- PROBLEM -
Repeat every entry word for word, but leave the images out of your copy.

- DATA FOR THIS EXERCISE -
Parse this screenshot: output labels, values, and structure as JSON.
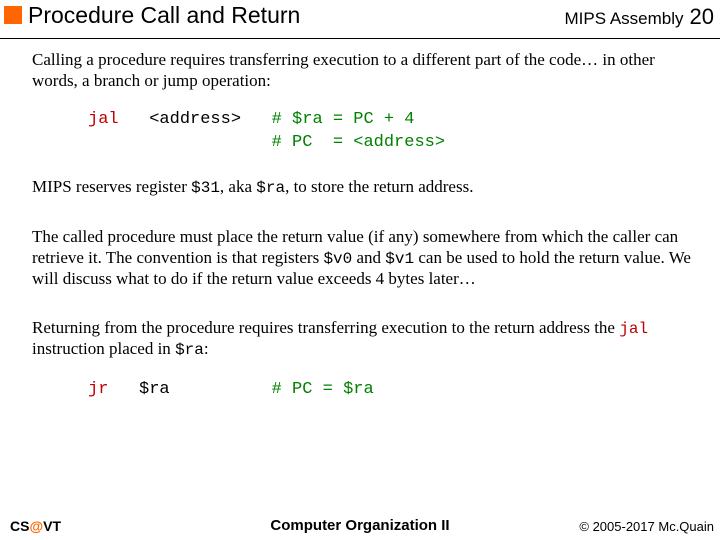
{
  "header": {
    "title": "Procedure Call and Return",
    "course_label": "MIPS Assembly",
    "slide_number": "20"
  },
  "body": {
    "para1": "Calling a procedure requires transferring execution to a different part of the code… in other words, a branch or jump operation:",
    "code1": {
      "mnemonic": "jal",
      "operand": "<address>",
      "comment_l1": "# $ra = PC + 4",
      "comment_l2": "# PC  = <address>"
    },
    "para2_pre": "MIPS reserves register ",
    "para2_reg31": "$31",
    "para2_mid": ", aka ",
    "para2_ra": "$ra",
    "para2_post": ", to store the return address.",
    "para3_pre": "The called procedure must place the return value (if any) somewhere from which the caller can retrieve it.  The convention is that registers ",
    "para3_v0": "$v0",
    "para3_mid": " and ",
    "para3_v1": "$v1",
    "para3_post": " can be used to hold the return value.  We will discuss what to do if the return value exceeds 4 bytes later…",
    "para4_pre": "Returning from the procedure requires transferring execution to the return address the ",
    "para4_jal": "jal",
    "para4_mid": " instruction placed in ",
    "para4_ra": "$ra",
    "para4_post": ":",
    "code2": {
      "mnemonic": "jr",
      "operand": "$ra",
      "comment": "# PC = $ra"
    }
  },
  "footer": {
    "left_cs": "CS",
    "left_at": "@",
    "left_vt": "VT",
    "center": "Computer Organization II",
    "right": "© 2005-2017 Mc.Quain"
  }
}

- ANSWER TO THE TASK -
Parse this screenshot: output labels, values, and structure as JSON.
{
  "header": {
    "title": "Procedure Call and Return",
    "course_label": "MIPS Assembly",
    "slide_number": "20"
  },
  "body": {
    "para1": "Calling a procedure requires transferring execution to a different part of the code… in other words, a branch or jump operation:",
    "code1": {
      "mnemonic": "jal",
      "operand": "<address>",
      "comment_l1": "# $ra = PC + 4",
      "comment_l2": "# PC  = <address>"
    },
    "para2_pre": "MIPS reserves register ",
    "para2_reg31": "$31",
    "para2_mid": ", aka ",
    "para2_ra": "$ra",
    "para2_post": ", to store the return address.",
    "para3_pre": "The called procedure must place the return value (if any) somewhere from which the caller can retrieve it.  The convention is that registers ",
    "para3_v0": "$v0",
    "para3_mid": " and ",
    "para3_v1": "$v1",
    "para3_post": " can be used to hold the return value.  We will discuss what to do if the return value exceeds 4 bytes later…",
    "para4_pre": "Returning from the procedure requires transferring execution to the return address the ",
    "para4_jal": "jal",
    "para4_mid": " instruction placed in ",
    "para4_ra": "$ra",
    "para4_post": ":",
    "code2": {
      "mnemonic": "jr",
      "operand": "$ra",
      "comment": "# PC = $ra"
    }
  },
  "footer": {
    "left_cs": "CS",
    "left_at": "@",
    "left_vt": "VT",
    "center": "Computer Organization II",
    "right": "© 2005-2017 Mc.Quain"
  }
}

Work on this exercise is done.